# STATED EXERCISE:
What follows is a listing to be transcribed exactly.

[Saved data entries]

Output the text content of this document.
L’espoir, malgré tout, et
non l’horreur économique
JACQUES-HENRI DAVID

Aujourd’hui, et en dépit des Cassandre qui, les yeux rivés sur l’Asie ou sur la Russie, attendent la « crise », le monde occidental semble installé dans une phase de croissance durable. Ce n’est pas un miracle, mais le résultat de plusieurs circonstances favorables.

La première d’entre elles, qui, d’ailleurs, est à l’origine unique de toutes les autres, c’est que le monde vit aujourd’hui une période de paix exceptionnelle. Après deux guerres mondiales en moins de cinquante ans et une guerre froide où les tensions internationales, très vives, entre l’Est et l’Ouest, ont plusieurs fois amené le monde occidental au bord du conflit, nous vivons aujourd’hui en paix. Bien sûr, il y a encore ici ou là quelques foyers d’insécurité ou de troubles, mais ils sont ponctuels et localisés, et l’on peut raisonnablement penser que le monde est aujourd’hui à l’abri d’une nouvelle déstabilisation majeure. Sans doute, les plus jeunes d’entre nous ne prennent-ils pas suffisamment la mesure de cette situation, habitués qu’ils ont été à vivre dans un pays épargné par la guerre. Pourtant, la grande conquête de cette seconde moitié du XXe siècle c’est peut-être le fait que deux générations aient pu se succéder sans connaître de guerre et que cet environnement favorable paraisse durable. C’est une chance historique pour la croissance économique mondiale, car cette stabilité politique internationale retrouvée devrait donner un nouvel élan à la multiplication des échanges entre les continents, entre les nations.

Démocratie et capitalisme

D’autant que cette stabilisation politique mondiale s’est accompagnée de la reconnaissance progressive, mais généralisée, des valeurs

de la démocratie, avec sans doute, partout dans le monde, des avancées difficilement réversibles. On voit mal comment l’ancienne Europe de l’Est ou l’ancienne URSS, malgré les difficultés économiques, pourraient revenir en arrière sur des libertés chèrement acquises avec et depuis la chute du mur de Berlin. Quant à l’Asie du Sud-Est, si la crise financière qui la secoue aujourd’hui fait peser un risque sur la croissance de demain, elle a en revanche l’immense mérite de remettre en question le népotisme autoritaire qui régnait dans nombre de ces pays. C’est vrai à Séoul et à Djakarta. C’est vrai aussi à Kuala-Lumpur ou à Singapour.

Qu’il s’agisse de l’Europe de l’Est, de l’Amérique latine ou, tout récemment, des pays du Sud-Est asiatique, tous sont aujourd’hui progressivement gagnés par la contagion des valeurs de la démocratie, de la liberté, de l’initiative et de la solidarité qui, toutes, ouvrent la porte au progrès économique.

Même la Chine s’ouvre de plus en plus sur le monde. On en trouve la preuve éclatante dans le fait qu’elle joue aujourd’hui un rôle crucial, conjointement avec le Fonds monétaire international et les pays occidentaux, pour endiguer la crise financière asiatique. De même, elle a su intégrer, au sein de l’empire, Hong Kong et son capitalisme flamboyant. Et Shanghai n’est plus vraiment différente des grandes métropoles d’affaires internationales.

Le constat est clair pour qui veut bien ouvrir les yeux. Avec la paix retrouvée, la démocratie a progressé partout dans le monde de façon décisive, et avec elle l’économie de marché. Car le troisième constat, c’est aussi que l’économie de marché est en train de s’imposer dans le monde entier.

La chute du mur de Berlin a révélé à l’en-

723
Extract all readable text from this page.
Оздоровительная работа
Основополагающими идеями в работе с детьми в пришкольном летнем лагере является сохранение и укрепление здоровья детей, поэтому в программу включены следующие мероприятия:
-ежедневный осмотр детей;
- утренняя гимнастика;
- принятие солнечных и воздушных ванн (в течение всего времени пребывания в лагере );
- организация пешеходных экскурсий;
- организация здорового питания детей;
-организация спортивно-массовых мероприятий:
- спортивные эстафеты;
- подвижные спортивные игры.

# SOLUTION FOR THIS EXERCISE:
Output the text content of this document.
L’espoir, malgré tout, et
non l’horreur économique
JACQUES-HENRI DAVID

Aujourd’hui, et en dépit des Cassandre qui, les yeux rivés sur l’Asie ou sur la Russie, attendent la « crise », le monde occidental semble installé dans une phase de croissance durable. Ce n’est pas un miracle, mais le résultat de plusieurs circonstances favorables.

La première d’entre elles, qui, d’ailleurs, est à l’origine unique de toutes les autres, c’est que le monde vit aujourd’hui une période de paix exceptionnelle. Après deux guerres mondiales en moins de cinquante ans et une guerre froide où les tensions internationales, très vives, entre l’Est et l’Ouest, ont plusieurs fois amené le monde occidental au bord du conflit, nous vivons aujourd’hui en paix. Bien sûr, il y a encore ici ou là quelques foyers d’insécurité ou de troubles, mais ils sont ponctuels et localisés, et l’on peut raisonnablement penser que le monde est aujourd’hui à l’abri d’une nouvelle déstabilisation majeure. Sans doute, les plus jeunes d’entre nous ne prennent-ils pas suffisamment la mesure de cette situation, habitués qu’ils ont été à vivre dans un pays épargné par la guerre. Pourtant, la grande conquête de cette seconde moitié du XXe siècle c’est peut-être le fait que deux générations aient pu se succéder sans connaître de guerre et que cet environnement favorable paraisse durable. C’est une chance historique pour la croissance économique mondiale, car cette stabilité politique internationale retrouvée devrait donner un nouvel élan à la multiplication des échanges entre les continents, entre les nations.

Démocratie et capitalisme

D’autant que cette stabilisation politique mondiale s’est accompagnée de la reconnaissance progressive, mais généralisée, des valeurs

de la démocratie, avec sans doute, partout dans le monde, des avancées difficilement réversibles. On voit mal comment l’ancienne Europe de l’Est ou l’ancienne URSS, malgré les difficultés économiques, pourraient revenir en arrière sur des libertés chèrement acquises avec et depuis la chute du mur de Berlin. Quant à l’Asie du Sud-Est, si la crise financière qui la secoue aujourd’hui fait peser un risque sur la croissance de demain, elle a en revanche l’immense mérite de remettre en question le népotisme autoritaire qui régnait dans nombre de ces pays. C’est vrai à Séoul et à Djakarta. C’est vrai aussi à Kuala-Lumpur ou à Singapour.

Qu’il s’agisse de l’Europe de l’Est, de l’Amérique latine ou, tout récemment, des pays du Sud-Est asiatique, tous sont aujourd’hui progressivement gagnés par la contagion des valeurs de la démocratie, de la liberté, de l’initiative et de la solidarité qui, toutes, ouvrent la porte au progrès économique.

Même la Chine s’ouvre de plus en plus sur le monde. On en trouve la preuve éclatante dans le fait qu’elle joue aujourd’hui un rôle crucial, conjointement avec le Fonds monétaire international et les pays occidentaux, pour endiguer la crise financière asiatique. De même, elle a su intégrer, au sein de l’empire, Hong Kong et son capitalisme flamboyant. Et Shanghai n’est plus vraiment différente des grandes métropoles d’affaires internationales.

Le constat est clair pour qui veut bien ouvrir les yeux. Avec la paix retrouvée, la démocratie a progressé partout dans le monde de façon décisive, et avec elle l’économie de marché. Car le troisième constat, c’est aussi que l’économie de marché est en train de s’imposer dans le monde entier.

La chute du mur de Berlin a révélé à l’en-

723
Extract all readable text from this page.
Оздоровительная работа
Основополагающими идеями в работе с детьми в пришкольном летнем лагере является сохранение и укрепление здоровья детей, поэтому в программу включены следующие мероприятия:
-ежедневный осмотр детей;
- утренняя гимнастика;
- принятие солнечных и воздушных ванн (в течение всего времени пребывания в лагере );
- организация пешеходных экскурсий;
- организация здорового питания детей;
-организация спортивно-массовых мероприятий:
- спортивные эстафеты;
- подвижные спортивные игры.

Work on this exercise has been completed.